__SET TASK 1__
According to the hydraulic pump text, how many cams and pump elements does the first proposed solution specify, and at what angular spacings?
__SET TASK 2__
Rewrite the rows from the first one through the line that contains "pie-footnote: (a) MSM: maschi", changing "Binary Encoding" to "Binary Format" and leaving everything else as it is. Give only those rows.

__DOCUMENT TEXT__

Finally, another embodiment of a hydraulic pump unit known from the prior art can be mentioned, in which three pump elements are disposed at an angular spacing of 120° from one another. The pump elements are actuated from inside via a camshaft, on whose outer circumference two cams are disposed at an angular spacing of 180° from one another. The pumping courses of the pump elements of this known hydraulic pump assembly are shown in FIG. 5. The pump pistons of the pump elements C, D, E are located partly in a pumping motion (in the upper region 90) and in an intake motion (in the lower region 91) at the same time, resulting in overlaps 92 in the pumping courses and overlaps 93 in the intake courses of the individual pump elements C, D, E. Because of the overlaps 92, 93, the result in this known hydraulic pump unit is again an uneven pumping characteristic, especially if the pump elements C, D, E are only partly filled.

From the European and German references EP 0 517 991 A1, DE 31 13 737 A1 and DE 1 503 356 A, hydraulic pump units of the type defined at the outset are known. However, these known hydraulic pump units have so many pump elements that a plurality of pump elements are simultaneously in an intake phase or a pumping phase, and thus the pumping courses of the pump elements have overlapping ranges. In intake-regulated hydraulic pump units, this can lead to unequal filling of the pump elements during the intake phase and a resultant unequal pumping during the pumping phase, since the pump units, for technical production reasons, are not embodied absolutely identically. This has an adverse effect on the power and noise production in the hydraulic pump unit. As prior art, reference is also made to U.S. Pat. Nos. 2,423,701 and 5,701,873.

It is the object of the present invention for a hydraulic pump unit of the type defined at the outset to be designed and refined in such a way that particularly in the event of partial filling, it makes uniform pumping of the hydraulic fluid possible.

To attain this object, based on the hydraulic pump unit of the type defined at the outset, the invention proposes that the cam drive has precisely two cams, disposed at an angular spacing of 180° from one another, and the hydraulic pump unit has precisely two pump elements disposed at an angular spacing of 90° from one another.

In a further way of attaining the object of the present invention it is proposed that the cam drive has precisely three cams, disposed at an angular spacing of 120° from one another, and the hydraulic pump unit has precisely two pump elements disposed at an angular spacing of 60° from one another.

According to the invention, it has been recognized that the hydraulic pump unit has an especially uniform pumping characteristic whenever the hydraulic pump unit has an even number of pump elements, so that in each case an equal number of pump elements can be actuated contrary to one another, and at any instant the same equal number of pump pistons are located in opposed pumping and intake positions.

__PROVIDED INFORMATION__
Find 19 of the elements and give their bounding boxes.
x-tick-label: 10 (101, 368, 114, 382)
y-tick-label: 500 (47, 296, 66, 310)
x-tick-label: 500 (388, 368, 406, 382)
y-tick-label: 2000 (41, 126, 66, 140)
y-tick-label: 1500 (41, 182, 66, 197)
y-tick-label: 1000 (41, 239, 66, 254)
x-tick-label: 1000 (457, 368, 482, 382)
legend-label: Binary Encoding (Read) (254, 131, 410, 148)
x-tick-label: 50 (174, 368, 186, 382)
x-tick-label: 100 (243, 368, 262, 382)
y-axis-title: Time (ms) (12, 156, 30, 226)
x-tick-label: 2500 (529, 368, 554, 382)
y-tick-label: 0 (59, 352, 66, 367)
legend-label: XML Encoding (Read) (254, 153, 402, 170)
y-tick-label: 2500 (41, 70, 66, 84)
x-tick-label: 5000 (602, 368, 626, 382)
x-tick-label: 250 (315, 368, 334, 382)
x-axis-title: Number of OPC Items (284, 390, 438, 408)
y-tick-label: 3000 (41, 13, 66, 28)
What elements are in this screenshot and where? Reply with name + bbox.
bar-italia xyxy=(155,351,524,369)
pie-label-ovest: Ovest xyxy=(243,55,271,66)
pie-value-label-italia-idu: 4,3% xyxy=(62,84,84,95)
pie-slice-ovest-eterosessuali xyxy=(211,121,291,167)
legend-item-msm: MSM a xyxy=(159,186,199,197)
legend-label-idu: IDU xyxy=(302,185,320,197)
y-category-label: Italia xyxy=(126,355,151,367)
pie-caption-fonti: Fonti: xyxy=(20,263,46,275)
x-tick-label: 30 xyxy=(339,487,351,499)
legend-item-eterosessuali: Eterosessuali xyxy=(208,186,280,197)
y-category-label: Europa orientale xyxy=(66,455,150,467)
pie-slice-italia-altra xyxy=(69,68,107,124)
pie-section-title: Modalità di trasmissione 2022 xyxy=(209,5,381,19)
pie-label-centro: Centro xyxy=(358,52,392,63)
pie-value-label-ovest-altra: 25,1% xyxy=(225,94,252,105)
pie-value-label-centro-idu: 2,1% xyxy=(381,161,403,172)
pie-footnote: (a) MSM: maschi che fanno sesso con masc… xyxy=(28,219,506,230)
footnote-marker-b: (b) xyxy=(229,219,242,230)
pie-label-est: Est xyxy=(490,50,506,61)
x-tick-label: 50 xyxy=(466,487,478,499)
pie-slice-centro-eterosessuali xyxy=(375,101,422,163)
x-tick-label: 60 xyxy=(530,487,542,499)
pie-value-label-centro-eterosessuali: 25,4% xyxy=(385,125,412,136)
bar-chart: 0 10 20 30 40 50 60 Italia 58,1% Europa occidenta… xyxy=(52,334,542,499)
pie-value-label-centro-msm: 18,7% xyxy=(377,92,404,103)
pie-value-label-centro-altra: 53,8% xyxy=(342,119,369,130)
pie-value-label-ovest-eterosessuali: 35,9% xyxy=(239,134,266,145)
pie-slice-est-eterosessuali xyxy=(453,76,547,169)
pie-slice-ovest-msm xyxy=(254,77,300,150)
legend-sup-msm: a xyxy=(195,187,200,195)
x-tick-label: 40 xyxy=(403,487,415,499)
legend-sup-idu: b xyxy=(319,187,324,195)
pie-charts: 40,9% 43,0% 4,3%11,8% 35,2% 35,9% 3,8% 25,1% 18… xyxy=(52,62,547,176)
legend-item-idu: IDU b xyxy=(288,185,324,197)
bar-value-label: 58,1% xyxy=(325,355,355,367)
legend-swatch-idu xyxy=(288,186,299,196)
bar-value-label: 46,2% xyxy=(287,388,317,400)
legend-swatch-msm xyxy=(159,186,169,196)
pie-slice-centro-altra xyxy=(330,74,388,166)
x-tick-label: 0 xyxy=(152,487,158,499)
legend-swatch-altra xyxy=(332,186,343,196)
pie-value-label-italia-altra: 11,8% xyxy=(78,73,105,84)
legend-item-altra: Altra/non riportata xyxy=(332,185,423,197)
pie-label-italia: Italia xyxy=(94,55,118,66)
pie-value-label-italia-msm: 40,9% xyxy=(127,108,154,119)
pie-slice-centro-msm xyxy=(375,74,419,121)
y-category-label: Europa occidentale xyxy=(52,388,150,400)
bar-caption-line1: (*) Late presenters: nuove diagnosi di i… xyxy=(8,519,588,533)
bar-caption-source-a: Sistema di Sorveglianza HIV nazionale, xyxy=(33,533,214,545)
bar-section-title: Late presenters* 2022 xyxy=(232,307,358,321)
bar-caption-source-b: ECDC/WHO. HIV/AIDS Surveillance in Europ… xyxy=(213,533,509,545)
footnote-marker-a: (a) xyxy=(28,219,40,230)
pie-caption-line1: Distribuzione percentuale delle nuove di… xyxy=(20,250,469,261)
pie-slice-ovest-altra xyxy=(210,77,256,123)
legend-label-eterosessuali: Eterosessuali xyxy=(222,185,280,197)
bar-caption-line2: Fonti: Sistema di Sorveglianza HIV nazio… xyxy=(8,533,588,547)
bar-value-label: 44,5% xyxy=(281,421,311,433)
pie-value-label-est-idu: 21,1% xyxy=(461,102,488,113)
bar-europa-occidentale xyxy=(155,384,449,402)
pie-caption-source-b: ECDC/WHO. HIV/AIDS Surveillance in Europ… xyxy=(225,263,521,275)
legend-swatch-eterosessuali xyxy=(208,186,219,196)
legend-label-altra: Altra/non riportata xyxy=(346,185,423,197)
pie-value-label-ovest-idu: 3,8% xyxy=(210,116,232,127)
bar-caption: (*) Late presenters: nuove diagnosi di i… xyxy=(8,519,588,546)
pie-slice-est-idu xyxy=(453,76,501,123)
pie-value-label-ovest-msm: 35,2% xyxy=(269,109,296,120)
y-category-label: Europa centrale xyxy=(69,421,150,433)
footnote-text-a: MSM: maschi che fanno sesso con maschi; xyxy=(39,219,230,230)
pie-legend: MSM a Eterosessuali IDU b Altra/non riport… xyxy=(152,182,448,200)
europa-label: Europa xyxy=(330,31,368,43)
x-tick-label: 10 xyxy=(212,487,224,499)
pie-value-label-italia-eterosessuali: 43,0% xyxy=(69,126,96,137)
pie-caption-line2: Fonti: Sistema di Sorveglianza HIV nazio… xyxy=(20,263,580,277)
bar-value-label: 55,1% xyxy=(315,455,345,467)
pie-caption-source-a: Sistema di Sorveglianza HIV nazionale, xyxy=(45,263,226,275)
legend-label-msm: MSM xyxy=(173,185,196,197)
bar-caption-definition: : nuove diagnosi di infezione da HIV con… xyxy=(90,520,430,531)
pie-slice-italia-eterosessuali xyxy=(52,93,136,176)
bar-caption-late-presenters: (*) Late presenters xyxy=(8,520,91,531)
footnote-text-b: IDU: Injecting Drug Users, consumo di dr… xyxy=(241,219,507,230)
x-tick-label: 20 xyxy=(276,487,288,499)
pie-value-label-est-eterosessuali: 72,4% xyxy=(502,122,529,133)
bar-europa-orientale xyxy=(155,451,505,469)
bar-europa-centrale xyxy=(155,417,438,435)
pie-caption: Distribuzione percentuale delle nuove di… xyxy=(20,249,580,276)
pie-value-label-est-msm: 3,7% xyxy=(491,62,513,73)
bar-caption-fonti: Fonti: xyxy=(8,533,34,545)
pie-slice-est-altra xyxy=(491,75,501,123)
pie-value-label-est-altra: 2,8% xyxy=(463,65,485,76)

__RIGHT ANSWER 1__
Precisely two cams spaced 180° apart and precisely two pump elements spaced 90° apart.

__RIGHT ANSWER 2__
Find 19 of the elements and give their bounding boxes.
x-tick-label: 10 (101, 368, 114, 382)
y-tick-label: 500 (47, 296, 66, 310)
x-tick-label: 500 (388, 368, 406, 382)
y-tick-label: 2000 (41, 126, 66, 140)
y-tick-label: 1500 (41, 182, 66, 197)
y-tick-label: 1000 (41, 239, 66, 254)
x-tick-label: 1000 (457, 368, 482, 382)
legend-label: Binary Format (Read) (254, 131, 410, 148)
x-tick-label: 50 (174, 368, 186, 382)
x-tick-label: 100 (243, 368, 262, 382)
y-axis-title: Time (ms) (12, 156, 30, 226)
x-tick-label: 2500 (529, 368, 554, 382)
y-tick-label: 0 (59, 352, 66, 367)
legend-label: XML Encoding (Read) (254, 153, 402, 170)
y-tick-label: 2500 (41, 70, 66, 84)
x-tick-label: 5000 (602, 368, 626, 382)
x-tick-label: 250 (315, 368, 334, 382)
x-axis-title: Number of OPC Items (284, 390, 438, 408)
y-tick-label: 3000 (41, 13, 66, 28)
What elements are in this screenshot and where? Reply with name + bbox.
bar-italia xyxy=(155,351,524,369)
pie-label-ovest: Ovest xyxy=(243,55,271,66)
pie-value-label-italia-idu: 4,3% xyxy=(62,84,84,95)
pie-slice-ovest-eterosessuali xyxy=(211,121,291,167)
legend-item-msm: MSM a xyxy=(159,186,199,197)
legend-label-idu: IDU xyxy=(302,185,320,197)
y-category-label: Italia xyxy=(126,355,151,367)
pie-caption-fonti: Fonti: xyxy=(20,263,46,275)
x-tick-label: 30 xyxy=(339,487,351,499)
legend-item-eterosessuali: Eterosessuali xyxy=(208,186,280,197)
y-category-label: Europa orientale xyxy=(66,455,150,467)
pie-slice-italia-altra xyxy=(69,68,107,124)
pie-section-title: Modalità di trasmissione 2022 xyxy=(209,5,381,19)
pie-label-centro: Centro xyxy=(358,52,392,63)
pie-value-label-ovest-altra: 25,1% xyxy=(225,94,252,105)
pie-value-label-centro-idu: 2,1% xyxy=(381,161,403,172)
pie-footnote: (a) MSM: maschi che fanno sesso con masc… xyxy=(28,219,506,230)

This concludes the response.